── RECORDED DATA

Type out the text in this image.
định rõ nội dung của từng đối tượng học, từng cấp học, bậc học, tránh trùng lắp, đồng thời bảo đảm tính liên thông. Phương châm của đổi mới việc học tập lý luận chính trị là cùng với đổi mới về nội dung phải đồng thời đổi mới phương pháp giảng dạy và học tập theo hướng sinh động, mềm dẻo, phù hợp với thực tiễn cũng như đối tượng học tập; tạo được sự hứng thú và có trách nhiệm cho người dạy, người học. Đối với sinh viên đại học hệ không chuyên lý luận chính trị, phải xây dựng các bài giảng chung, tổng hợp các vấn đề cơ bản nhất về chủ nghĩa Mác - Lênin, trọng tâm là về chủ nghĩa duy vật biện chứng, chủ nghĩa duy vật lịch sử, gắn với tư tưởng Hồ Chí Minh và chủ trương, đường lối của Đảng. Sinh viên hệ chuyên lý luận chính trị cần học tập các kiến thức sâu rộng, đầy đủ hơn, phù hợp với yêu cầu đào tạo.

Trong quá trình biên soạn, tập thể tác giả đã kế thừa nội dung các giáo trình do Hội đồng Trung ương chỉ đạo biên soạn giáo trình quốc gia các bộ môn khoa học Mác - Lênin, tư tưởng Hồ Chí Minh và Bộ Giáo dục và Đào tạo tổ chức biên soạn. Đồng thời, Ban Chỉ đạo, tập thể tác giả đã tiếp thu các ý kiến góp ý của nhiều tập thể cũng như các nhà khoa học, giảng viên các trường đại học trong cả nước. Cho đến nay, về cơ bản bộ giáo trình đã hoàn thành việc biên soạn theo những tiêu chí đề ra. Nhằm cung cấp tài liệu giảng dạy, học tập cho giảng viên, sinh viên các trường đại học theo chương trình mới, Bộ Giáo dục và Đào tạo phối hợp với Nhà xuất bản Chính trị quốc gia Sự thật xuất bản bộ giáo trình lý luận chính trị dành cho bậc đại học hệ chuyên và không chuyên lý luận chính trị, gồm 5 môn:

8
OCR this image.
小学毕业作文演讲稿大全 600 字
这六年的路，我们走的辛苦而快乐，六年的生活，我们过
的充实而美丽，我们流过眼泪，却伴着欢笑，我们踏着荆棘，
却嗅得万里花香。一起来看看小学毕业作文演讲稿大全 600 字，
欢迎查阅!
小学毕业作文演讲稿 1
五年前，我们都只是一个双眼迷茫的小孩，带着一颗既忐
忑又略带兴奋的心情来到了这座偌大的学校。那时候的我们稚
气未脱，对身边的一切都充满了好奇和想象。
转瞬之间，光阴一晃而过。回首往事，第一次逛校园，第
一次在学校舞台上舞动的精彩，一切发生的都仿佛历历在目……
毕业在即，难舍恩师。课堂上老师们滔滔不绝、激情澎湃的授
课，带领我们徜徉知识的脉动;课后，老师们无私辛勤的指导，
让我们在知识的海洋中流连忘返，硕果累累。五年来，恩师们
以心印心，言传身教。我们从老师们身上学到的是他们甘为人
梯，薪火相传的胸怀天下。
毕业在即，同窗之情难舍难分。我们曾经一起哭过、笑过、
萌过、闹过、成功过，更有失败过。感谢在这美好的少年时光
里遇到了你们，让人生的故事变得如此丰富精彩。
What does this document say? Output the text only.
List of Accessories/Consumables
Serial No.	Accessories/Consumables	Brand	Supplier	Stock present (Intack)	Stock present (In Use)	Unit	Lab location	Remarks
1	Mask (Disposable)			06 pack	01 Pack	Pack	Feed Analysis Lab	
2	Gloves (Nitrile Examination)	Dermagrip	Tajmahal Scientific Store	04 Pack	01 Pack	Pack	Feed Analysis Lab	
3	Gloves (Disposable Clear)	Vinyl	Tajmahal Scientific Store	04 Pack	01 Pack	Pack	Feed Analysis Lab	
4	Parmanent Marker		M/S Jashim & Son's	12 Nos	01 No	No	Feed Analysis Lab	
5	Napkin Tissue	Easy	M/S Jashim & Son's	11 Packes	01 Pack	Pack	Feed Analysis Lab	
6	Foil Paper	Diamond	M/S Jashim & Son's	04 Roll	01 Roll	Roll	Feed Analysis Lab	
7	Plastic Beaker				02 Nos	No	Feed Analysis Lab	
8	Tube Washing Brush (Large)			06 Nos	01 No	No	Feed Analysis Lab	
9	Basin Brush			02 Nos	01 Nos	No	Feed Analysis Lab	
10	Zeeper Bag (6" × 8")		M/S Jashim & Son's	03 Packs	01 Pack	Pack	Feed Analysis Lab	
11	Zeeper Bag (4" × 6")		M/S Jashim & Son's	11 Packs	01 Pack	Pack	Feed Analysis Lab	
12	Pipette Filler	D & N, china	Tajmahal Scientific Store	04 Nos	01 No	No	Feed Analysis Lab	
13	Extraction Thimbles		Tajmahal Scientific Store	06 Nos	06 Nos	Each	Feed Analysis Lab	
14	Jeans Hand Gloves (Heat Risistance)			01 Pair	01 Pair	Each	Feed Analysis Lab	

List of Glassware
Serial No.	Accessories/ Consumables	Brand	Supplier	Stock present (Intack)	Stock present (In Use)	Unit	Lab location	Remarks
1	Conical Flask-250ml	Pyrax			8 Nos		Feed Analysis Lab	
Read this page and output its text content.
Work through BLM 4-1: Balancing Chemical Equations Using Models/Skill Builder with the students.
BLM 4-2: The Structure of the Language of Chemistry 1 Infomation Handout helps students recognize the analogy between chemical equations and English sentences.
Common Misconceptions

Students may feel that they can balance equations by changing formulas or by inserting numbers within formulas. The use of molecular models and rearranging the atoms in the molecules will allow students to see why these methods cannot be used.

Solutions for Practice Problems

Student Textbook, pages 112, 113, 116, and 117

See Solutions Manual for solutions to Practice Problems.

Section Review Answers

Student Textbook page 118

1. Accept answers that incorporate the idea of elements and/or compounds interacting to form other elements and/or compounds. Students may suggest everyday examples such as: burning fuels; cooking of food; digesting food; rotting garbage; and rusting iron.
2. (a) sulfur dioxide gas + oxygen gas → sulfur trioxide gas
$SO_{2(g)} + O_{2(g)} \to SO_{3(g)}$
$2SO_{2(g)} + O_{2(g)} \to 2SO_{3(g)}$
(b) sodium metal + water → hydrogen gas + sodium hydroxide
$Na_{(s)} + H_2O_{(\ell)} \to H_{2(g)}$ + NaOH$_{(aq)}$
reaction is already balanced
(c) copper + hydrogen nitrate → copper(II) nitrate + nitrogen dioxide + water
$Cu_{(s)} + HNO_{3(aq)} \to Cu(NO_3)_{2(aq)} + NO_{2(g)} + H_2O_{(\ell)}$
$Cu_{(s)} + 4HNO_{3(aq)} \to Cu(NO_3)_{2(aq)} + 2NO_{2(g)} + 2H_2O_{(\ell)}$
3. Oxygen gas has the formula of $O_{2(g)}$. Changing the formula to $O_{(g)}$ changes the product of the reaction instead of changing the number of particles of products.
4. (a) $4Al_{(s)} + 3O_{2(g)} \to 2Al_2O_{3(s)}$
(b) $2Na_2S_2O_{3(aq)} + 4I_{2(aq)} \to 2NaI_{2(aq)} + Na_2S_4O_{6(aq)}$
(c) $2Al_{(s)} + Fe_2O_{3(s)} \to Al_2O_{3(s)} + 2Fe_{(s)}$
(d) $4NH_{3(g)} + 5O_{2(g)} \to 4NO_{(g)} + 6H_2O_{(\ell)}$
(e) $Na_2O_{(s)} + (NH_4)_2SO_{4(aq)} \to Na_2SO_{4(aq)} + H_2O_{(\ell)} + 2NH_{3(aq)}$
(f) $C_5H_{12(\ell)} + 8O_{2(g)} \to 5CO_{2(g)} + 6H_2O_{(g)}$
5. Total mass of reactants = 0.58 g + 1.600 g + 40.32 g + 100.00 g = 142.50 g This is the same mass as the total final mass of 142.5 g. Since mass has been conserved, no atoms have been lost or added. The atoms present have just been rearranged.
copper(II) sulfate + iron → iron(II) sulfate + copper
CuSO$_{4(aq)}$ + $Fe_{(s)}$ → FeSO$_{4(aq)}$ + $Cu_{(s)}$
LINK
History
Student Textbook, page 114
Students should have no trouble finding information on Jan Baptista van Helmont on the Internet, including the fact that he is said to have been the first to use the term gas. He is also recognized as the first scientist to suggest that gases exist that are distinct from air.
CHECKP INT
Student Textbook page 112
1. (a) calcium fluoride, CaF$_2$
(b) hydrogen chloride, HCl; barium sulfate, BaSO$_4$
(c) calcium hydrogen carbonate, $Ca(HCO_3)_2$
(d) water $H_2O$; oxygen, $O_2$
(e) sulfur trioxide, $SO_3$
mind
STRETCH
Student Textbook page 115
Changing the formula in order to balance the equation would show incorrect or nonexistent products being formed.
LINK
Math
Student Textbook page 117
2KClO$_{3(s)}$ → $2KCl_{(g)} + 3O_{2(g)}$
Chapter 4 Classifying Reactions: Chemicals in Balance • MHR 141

────

— TO DO —
Only the number is needed here: how many lines of the records contain "Disposable"?

— FINAL ANSWER —
2